* [WORK TO BE COMPLETED]
The full listing must be reproduced exactly as given.

(AVAILABLE DATA)

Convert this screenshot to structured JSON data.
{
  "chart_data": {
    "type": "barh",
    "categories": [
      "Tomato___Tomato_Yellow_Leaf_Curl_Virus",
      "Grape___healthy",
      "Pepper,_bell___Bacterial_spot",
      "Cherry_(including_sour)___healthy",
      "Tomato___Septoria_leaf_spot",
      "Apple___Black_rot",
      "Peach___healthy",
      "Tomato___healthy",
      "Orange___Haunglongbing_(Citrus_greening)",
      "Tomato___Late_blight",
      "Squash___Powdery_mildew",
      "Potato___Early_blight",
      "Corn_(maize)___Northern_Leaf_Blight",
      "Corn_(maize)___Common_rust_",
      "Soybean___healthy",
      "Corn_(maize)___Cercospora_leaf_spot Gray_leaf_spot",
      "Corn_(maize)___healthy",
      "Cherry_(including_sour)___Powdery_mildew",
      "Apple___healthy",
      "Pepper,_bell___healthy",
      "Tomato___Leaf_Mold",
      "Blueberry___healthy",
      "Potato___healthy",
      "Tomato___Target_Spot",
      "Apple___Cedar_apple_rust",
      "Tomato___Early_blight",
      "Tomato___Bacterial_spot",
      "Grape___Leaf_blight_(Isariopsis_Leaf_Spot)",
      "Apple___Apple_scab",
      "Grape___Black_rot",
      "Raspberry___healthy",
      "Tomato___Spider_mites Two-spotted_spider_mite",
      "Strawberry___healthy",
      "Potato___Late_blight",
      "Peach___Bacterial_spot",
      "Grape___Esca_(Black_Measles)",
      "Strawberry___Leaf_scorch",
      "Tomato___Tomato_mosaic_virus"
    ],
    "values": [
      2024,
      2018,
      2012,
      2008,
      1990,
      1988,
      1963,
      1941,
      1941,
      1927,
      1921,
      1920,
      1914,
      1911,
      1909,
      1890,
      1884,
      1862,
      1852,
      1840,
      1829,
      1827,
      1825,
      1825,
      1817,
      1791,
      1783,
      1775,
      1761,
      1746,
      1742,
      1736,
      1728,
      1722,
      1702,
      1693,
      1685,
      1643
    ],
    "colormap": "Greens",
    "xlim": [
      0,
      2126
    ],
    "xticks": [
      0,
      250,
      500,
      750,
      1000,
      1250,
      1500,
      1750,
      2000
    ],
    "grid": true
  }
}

(End AVAILABLE DATA)

* [RESULT FOR THIS EXERCISE]
Convert this screenshot to structured JSON data.
{
  "chart_data": {
    "type": "barh",
    "categories": [
      "Tomato___Tomato_Yellow_Leaf_Curl_Virus",
      "Grape___healthy",
      "Pepper,_bell___Bacterial_spot",
      "Cherry_(including_sour)___healthy",
      "Tomato___Septoria_leaf_spot",
      "Apple___Black_rot",
      "Peach___healthy",
      "Tomato___healthy",
      "Orange___Haunglongbing_(Citrus_greening)",
      "Tomato___Late_blight",
      "Squash___Powdery_mildew",
      "Potato___Early_blight",
      "Corn_(maize)___Northern_Leaf_Blight",
      "Corn_(maize)___Common_rust_",
      "Soybean___healthy",
      "Corn_(maize)___Cercospora_leaf_spot Gray_leaf_spot",
      "Corn_(maize)___healthy",
      "Cherry_(including_sour)___Powdery_mildew",
      "Apple___healthy",
      "Pepper,_bell___healthy",
      "Tomato___Leaf_Mold",
      "Blueberry___healthy",
      "Potato___healthy",
      "Tomato___Target_Spot",
      "Apple___Cedar_apple_rust",
      "Tomato___Early_blight",
      "Tomato___Bacterial_spot",
      "Grape___Leaf_blight_(Isariopsis_Leaf_Spot)",
      "Apple___Apple_scab",
      "Grape___Black_rot",
      "Raspberry___healthy",
      "Tomato___Spider_mites Two-spotted_spider_mite",
      "Strawberry___healthy",
      "Potato___Late_blight",
      "Peach___Bacterial_spot",
      "Grape___Esca_(Black_Measles)",
      "Strawberry___Leaf_scorch",
      "Tomato___Tomato_mosaic_virus"
    ],
    "values": [
      2024,
      2018,
      2012,
      2008,
      1990,
      1988,
      1963,
      1941,
      1941,
      1927,
      1921,
      1920,
      1914,
      1911,
      1909,
      1890,
      1884,
      1862,
      1852,
      1840,
      1829,
      1827,
      1825,
      1825,
      1817,
      1791,
      1783,
      1775,
      1761,
      1746,
      1742,
      1736,
      1728,
      1722,
      1702,
      1693,
      1685,
      1643
    ],
    "colormap": "Greens",
    "xlim": [
      0,
      2126
    ],
    "xticks": [
      0,
      250,
      500,
      750,
      1000,
      1250,
      1500,
      1750,
      2000
    ],
    "grid": true
  }
}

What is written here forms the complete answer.